**Exercise goal**. The records are to be restated in their entirety, word for word.

**Exercise data**.
********
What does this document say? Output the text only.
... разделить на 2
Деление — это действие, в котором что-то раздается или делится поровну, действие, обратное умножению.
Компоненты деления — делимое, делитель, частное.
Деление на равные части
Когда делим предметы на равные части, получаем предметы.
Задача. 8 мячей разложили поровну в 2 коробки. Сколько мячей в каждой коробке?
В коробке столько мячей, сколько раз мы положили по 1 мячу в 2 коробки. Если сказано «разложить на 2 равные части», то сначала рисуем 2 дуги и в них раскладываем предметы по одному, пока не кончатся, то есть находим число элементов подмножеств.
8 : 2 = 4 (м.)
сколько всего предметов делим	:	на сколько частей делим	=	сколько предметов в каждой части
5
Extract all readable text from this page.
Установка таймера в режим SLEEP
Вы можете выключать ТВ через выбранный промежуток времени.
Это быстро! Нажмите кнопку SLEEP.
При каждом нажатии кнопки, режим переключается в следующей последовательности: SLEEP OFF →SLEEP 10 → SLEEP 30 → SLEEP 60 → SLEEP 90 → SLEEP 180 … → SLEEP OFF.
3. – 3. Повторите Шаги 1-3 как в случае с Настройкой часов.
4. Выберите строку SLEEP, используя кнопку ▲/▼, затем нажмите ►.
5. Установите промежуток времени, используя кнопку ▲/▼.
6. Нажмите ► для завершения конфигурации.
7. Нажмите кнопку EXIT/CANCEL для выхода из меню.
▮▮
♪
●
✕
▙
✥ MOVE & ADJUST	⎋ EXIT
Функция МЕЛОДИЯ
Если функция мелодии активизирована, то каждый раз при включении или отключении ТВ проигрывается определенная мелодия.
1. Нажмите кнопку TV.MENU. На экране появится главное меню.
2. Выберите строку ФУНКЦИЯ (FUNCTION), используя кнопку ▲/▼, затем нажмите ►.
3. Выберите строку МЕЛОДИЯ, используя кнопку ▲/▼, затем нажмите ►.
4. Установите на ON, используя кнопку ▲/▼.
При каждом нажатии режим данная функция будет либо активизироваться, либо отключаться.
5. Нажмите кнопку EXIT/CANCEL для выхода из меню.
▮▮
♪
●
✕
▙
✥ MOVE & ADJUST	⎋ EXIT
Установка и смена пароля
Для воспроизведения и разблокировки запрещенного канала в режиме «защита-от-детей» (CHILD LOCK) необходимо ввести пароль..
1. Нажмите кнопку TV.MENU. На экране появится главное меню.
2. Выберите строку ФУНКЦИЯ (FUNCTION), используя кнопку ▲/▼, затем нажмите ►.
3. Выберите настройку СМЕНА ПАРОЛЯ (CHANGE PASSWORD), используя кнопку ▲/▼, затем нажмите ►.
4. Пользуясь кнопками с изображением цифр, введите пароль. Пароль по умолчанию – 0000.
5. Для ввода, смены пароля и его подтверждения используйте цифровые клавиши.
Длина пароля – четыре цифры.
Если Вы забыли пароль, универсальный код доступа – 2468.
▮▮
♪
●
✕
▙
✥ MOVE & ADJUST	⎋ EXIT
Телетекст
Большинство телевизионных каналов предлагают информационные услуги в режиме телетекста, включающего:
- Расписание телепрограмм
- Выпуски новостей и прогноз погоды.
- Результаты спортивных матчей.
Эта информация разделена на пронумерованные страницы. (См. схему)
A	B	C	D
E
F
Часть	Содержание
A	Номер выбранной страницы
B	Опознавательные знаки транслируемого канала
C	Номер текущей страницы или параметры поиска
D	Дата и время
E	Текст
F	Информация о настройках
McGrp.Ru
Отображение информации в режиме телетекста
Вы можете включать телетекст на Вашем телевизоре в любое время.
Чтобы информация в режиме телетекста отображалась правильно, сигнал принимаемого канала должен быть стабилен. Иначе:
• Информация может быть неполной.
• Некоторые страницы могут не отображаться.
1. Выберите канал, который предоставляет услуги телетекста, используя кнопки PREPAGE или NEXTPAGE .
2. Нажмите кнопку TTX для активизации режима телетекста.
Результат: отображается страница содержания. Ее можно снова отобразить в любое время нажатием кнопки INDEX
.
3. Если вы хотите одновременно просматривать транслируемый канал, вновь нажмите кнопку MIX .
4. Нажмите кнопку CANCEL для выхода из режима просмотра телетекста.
********
**Response for this exercise**.
What does this document say? Output the text only.
... разделить на 2
Деление — это действие, в котором что-то раздается или делится поровну, действие, обратное умножению.
Компоненты деления — делимое, делитель, частное.
Деление на равные части
Когда делим предметы на равные части, получаем предметы.
Задача. 8 мячей разложили поровну в 2 коробки. Сколько мячей в каждой коробке?
В коробке столько мячей, сколько раз мы положили по 1 мячу в 2 коробки. Если сказано «разложить на 2 равные части», то сначала рисуем 2 дуги и в них раскладываем предметы по одному, пока не кончатся, то есть находим число элементов подмножеств.
8 : 2 = 4 (м.)
сколько всего предметов делим	:	на сколько частей делим	=	сколько предметов в каждой части
5
Extract all readable text from this page.
Установка таймера в режим SLEEP
Вы можете выключать ТВ через выбранный промежуток времени.
Это быстро! Нажмите кнопку SLEEP.
При каждом нажатии кнопки, режим переключается в следующей последовательности: SLEEP OFF →SLEEP 10 → SLEEP 30 → SLEEP 60 → SLEEP 90 → SLEEP 180 … → SLEEP OFF.
3. – 3. Повторите Шаги 1-3 как в случае с Настройкой часов.
4. Выберите строку SLEEP, используя кнопку ▲/▼, затем нажмите ►.
5. Установите промежуток времени, используя кнопку ▲/▼.
6. Нажмите ► для завершения конфигурации.
7. Нажмите кнопку EXIT/CANCEL для выхода из меню.
▮▮
♪
●
✕
▙
✥ MOVE & ADJUST	⎋ EXIT
Функция МЕЛОДИЯ
Если функция мелодии активизирована, то каждый раз при включении или отключении ТВ проигрывается определенная мелодия.
1. Нажмите кнопку TV.MENU. На экране появится главное меню.
2. Выберите строку ФУНКЦИЯ (FUNCTION), используя кнопку ▲/▼, затем нажмите ►.
3. Выберите строку МЕЛОДИЯ, используя кнопку ▲/▼, затем нажмите ►.
4. Установите на ON, используя кнопку ▲/▼.
При каждом нажатии режим данная функция будет либо активизироваться, либо отключаться.
5. Нажмите кнопку EXIT/CANCEL для выхода из меню.
▮▮
♪
●
✕
▙
✥ MOVE & ADJUST	⎋ EXIT
Установка и смена пароля
Для воспроизведения и разблокировки запрещенного канала в режиме «защита-от-детей» (CHILD LOCK) необходимо ввести пароль..
1. Нажмите кнопку TV.MENU. На экране появится главное меню.
2. Выберите строку ФУНКЦИЯ (FUNCTION), используя кнопку ▲/▼, затем нажмите ►.
3. Выберите настройку СМЕНА ПАРОЛЯ (CHANGE PASSWORD), используя кнопку ▲/▼, затем нажмите ►.
4. Пользуясь кнопками с изображением цифр, введите пароль. Пароль по умолчанию – 0000.
5. Для ввода, смены пароля и его подтверждения используйте цифровые клавиши.
Длина пароля – четыре цифры.
Если Вы забыли пароль, универсальный код доступа – 2468.
▮▮
♪
●
✕
▙
✥ MOVE & ADJUST	⎋ EXIT
Телетекст
Большинство телевизионных каналов предлагают информационные услуги в режиме телетекста, включающего:
- Расписание телепрограмм
- Выпуски новостей и прогноз погоды.
- Результаты спортивных матчей.
Эта информация разделена на пронумерованные страницы. (См. схему)
A	B	C	D
E
F
Часть	Содержание
A	Номер выбранной страницы
B	Опознавательные знаки транслируемого канала
C	Номер текущей страницы или параметры поиска
D	Дата и время
E	Текст
F	Информация о настройках
McGrp.Ru
Отображение информации в режиме телетекста
Вы можете включать телетекст на Вашем телевизоре в любое время.
Чтобы информация в режиме телетекста отображалась правильно, сигнал принимаемого канала должен быть стабилен. Иначе:
• Информация может быть неполной.
• Некоторые страницы могут не отображаться.
1. Выберите канал, который предоставляет услуги телетекста, используя кнопки PREPAGE или NEXTPAGE .
2. Нажмите кнопку TTX для активизации режима телетекста.
Результат: отображается страница содержания. Ее можно снова отобразить в любое время нажатием кнопки INDEX
.
3. Если вы хотите одновременно просматривать транслируемый канал, вновь нажмите кнопку MIX .
4. Нажмите кнопку CANCEL для выхода из режима просмотра телетекста.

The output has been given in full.